◆ **Exercise objective**: Output all of the entries exactly as written.
____
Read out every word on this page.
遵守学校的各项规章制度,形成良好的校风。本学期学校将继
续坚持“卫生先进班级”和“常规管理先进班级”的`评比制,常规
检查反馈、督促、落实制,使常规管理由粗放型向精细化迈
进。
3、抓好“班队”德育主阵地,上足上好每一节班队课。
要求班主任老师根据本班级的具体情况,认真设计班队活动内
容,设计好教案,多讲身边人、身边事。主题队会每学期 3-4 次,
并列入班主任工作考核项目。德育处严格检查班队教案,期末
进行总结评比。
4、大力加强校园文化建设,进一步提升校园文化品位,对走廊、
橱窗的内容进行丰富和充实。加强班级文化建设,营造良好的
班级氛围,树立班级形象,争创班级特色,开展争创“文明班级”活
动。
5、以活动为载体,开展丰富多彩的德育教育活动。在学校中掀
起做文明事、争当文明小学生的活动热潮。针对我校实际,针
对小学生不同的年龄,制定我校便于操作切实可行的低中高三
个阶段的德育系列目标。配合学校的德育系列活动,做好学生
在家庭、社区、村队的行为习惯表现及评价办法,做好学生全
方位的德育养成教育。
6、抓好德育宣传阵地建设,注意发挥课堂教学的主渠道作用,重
____
◆ **Reply to the exercise**:
Read out every word on this page.
遵守学校的各项规章制度,形成良好的校风。本学期学校将继
续坚持“卫生先进班级”和“常规管理先进班级”的`评比制,常规
检查反馈、督促、落实制,使常规管理由粗放型向精细化迈
进。
3、抓好“班队”德育主阵地,上足上好每一节班队课。
要求班主任老师根据本班级的具体情况,认真设计班队活动内
容,设计好教案,多讲身边人、身边事。主题队会每学期 3-4 次,
并列入班主任工作考核项目。德育处严格检查班队教案,期末
进行总结评比。
4、大力加强校园文化建设,进一步提升校园文化品位,对走廊、
橱窗的内容进行丰富和充实。加强班级文化建设,营造良好的
班级氛围,树立班级形象,争创班级特色,开展争创“文明班级”活
动。
5、以活动为载体,开展丰富多彩的德育教育活动。在学校中掀
起做文明事、争当文明小学生的活动热潮。针对我校实际,针
对小学生不同的年龄,制定我校便于操作切实可行的低中高三
个阶段的德育系列目标。配合学校的德育系列活动,做好学生
在家庭、社区、村队的行为习惯表现及评价办法,做好学生全
方位的德育养成教育。
6、抓好德育宣传阵地建设,注意发挥课堂教学的主渠道作用,重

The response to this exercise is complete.